**Listed entries**
********
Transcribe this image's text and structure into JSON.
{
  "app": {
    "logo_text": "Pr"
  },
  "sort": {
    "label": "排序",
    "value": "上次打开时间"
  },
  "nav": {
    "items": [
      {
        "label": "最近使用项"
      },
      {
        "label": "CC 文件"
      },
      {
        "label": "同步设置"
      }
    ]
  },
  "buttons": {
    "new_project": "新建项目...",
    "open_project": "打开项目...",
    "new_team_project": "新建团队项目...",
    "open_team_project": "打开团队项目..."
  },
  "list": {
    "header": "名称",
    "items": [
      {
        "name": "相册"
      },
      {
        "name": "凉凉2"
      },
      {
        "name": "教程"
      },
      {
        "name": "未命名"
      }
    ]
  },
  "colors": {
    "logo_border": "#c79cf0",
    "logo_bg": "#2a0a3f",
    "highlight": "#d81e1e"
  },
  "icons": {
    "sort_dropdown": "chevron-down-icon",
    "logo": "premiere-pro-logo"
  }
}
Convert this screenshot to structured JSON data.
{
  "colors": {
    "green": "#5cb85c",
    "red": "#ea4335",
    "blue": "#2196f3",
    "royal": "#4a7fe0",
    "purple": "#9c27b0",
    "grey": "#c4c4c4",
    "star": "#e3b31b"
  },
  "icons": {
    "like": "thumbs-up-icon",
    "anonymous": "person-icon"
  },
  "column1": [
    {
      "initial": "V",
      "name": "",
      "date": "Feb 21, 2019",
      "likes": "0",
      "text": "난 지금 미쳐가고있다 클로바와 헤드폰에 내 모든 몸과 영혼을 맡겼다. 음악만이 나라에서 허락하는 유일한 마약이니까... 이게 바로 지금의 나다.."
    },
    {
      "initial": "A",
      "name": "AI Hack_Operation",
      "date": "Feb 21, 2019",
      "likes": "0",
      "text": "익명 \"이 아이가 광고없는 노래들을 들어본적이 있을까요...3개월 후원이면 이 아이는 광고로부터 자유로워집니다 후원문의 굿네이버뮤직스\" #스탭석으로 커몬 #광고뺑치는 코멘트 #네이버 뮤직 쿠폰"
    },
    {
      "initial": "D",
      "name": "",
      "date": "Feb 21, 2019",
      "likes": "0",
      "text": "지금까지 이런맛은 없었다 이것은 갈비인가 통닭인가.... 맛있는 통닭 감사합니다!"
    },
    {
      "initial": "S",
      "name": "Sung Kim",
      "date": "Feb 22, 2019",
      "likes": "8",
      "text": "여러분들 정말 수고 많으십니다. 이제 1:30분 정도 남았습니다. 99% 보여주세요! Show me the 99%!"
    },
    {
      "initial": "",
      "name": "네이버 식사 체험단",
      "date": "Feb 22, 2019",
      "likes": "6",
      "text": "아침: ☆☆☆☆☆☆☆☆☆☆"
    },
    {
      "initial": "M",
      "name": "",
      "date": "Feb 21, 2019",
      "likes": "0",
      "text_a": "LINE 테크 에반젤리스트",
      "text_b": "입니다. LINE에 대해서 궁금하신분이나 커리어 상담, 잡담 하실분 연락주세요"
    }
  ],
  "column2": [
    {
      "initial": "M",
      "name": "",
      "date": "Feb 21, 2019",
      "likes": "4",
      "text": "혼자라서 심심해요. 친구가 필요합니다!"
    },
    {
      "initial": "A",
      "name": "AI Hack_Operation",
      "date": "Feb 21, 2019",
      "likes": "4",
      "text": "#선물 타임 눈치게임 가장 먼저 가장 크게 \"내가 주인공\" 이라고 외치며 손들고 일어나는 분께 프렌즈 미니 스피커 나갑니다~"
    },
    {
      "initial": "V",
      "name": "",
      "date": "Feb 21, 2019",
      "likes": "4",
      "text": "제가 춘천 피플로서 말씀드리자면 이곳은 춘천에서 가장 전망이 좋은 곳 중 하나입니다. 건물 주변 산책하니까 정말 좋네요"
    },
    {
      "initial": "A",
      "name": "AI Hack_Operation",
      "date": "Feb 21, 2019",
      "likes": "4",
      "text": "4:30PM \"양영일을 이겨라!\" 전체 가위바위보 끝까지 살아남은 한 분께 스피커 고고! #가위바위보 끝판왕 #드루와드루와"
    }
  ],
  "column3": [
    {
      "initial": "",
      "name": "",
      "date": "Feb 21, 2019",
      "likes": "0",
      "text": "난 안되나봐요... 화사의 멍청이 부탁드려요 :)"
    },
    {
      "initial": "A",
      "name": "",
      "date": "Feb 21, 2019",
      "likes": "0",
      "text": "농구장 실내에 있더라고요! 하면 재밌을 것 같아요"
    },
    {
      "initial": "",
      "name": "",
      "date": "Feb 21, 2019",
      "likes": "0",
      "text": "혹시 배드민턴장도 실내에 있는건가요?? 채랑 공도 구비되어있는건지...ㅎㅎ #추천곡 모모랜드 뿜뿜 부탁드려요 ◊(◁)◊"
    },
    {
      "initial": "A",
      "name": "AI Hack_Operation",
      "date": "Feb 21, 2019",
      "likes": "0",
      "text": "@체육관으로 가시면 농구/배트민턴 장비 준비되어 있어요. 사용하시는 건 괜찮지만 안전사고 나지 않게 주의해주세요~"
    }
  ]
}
********
**What needs to be done**
Extract each entry in full and write it down exactly.

**Problem solution**
Transcribe this image's text and structure into JSON.
{
  "app": {
    "logo_text": "Pr"
  },
  "sort": {
    "label": "排序",
    "value": "上次打开时间"
  },
  "nav": {
    "items": [
      {
        "label": "最近使用项"
      },
      {
        "label": "CC 文件"
      },
      {
        "label": "同步设置"
      }
    ]
  },
  "buttons": {
    "new_project": "新建项目...",
    "open_project": "打开项目...",
    "new_team_project": "新建团队项目...",
    "open_team_project": "打开团队项目..."
  },
  "list": {
    "header": "名称",
    "items": [
      {
        "name": "相册"
      },
      {
        "name": "凉凉2"
      },
      {
        "name": "教程"
      },
      {
        "name": "未命名"
      }
    ]
  },
  "colors": {
    "logo_border": "#c79cf0",
    "logo_bg": "#2a0a3f",
    "highlight": "#d81e1e"
  },
  "icons": {
    "sort_dropdown": "chevron-down-icon",
    "logo": "premiere-pro-logo"
  }
}
Convert this screenshot to structured JSON data.
{
  "colors": {
    "green": "#5cb85c",
    "red": "#ea4335",
    "blue": "#2196f3",
    "royal": "#4a7fe0",
    "purple": "#9c27b0",
    "grey": "#c4c4c4",
    "star": "#e3b31b"
  },
  "icons": {
    "like": "thumbs-up-icon",
    "anonymous": "person-icon"
  },
  "column1": [
    {
      "initial": "V",
      "name": "",
      "date": "Feb 21, 2019",
      "likes": "0",
      "text": "난 지금 미쳐가고있다 클로바와 헤드폰에 내 모든 몸과 영혼을 맡겼다. 음악만이 나라에서 허락하는 유일한 마약이니까... 이게 바로 지금의 나다.."
    },
    {
      "initial": "A",
      "name": "AI Hack_Operation",
      "date": "Feb 21, 2019",
      "likes": "0",
      "text": "익명 \"이 아이가 광고없는 노래들을 들어본적이 있을까요...3개월 후원이면 이 아이는 광고로부터 자유로워집니다 후원문의 굿네이버뮤직스\" #스탭석으로 커몬 #광고뺑치는 코멘트 #네이버 뮤직 쿠폰"
    },
    {
      "initial": "D",
      "name": "",
      "date": "Feb 21, 2019",
      "likes": "0",
      "text": "지금까지 이런맛은 없었다 이것은 갈비인가 통닭인가.... 맛있는 통닭 감사합니다!"
    },
    {
      "initial": "S",
      "name": "Sung Kim",
      "date": "Feb 22, 2019",
      "likes": "8",
      "text": "여러분들 정말 수고 많으십니다. 이제 1:30분 정도 남았습니다. 99% 보여주세요! Show me the 99%!"
    },
    {
      "initial": "",
      "name": "네이버 식사 체험단",
      "date": "Feb 22, 2019",
      "likes": "6",
      "text": "아침: ☆☆☆☆☆☆☆☆☆☆"
    },
    {
      "initial": "M",
      "name": "",
      "date": "Feb 21, 2019",
      "likes": "0",
      "text_a": "LINE 테크 에반젤리스트",
      "text_b": "입니다. LINE에 대해서 궁금하신분이나 커리어 상담, 잡담 하실분 연락주세요"
    }
  ],
  "column2": [
    {
      "initial": "M",
      "name": "",
      "date": "Feb 21, 2019",
      "likes": "4",
      "text": "혼자라서 심심해요. 친구가 필요합니다!"
    },
    {
      "initial": "A",
      "name": "AI Hack_Operation",
      "date": "Feb 21, 2019",
      "likes": "4",
      "text": "#선물 타임 눈치게임 가장 먼저 가장 크게 \"내가 주인공\" 이라고 외치며 손들고 일어나는 분께 프렌즈 미니 스피커 나갑니다~"
    },
    {
      "initial": "V",
      "name": "",
      "date": "Feb 21, 2019",
      "likes": "4",
      "text": "제가 춘천 피플로서 말씀드리자면 이곳은 춘천에서 가장 전망이 좋은 곳 중 하나입니다. 건물 주변 산책하니까 정말 좋네요"
    },
    {
      "initial": "A",
      "name": "AI Hack_Operation",
      "date": "Feb 21, 2019",
      "likes": "4",
      "text": "4:30PM \"양영일을 이겨라!\" 전체 가위바위보 끝까지 살아남은 한 분께 스피커 고고! #가위바위보 끝판왕 #드루와드루와"
    }
  ],
  "column3": [
    {
      "initial": "",
      "name": "",
      "date": "Feb 21, 2019",
      "likes": "0",
      "text": "난 안되나봐요... 화사의 멍청이 부탁드려요 :)"
    },
    {
      "initial": "A",
      "name": "",
      "date": "Feb 21, 2019",
      "likes": "0",
      "text": "농구장 실내에 있더라고요! 하면 재밌을 것 같아요"
    },
    {
      "initial": "",
      "name": "",
      "date": "Feb 21, 2019",
      "likes": "0",
      "text": "혹시 배드민턴장도 실내에 있는건가요?? 채랑 공도 구비되어있는건지...ㅎㅎ #추천곡 모모랜드 뿜뿜 부탁드려요 ◊(◁)◊"
    },
    {
      "initial": "A",
      "name": "AI Hack_Operation",
      "date": "Feb 21, 2019",
      "likes": "0",
      "text": "@체육관으로 가시면 농구/배트민턴 장비 준비되어 있어요. 사용하시는 건 괜찮지만 안전사고 나지 않게 주의해주세요~"
    }
  ]
}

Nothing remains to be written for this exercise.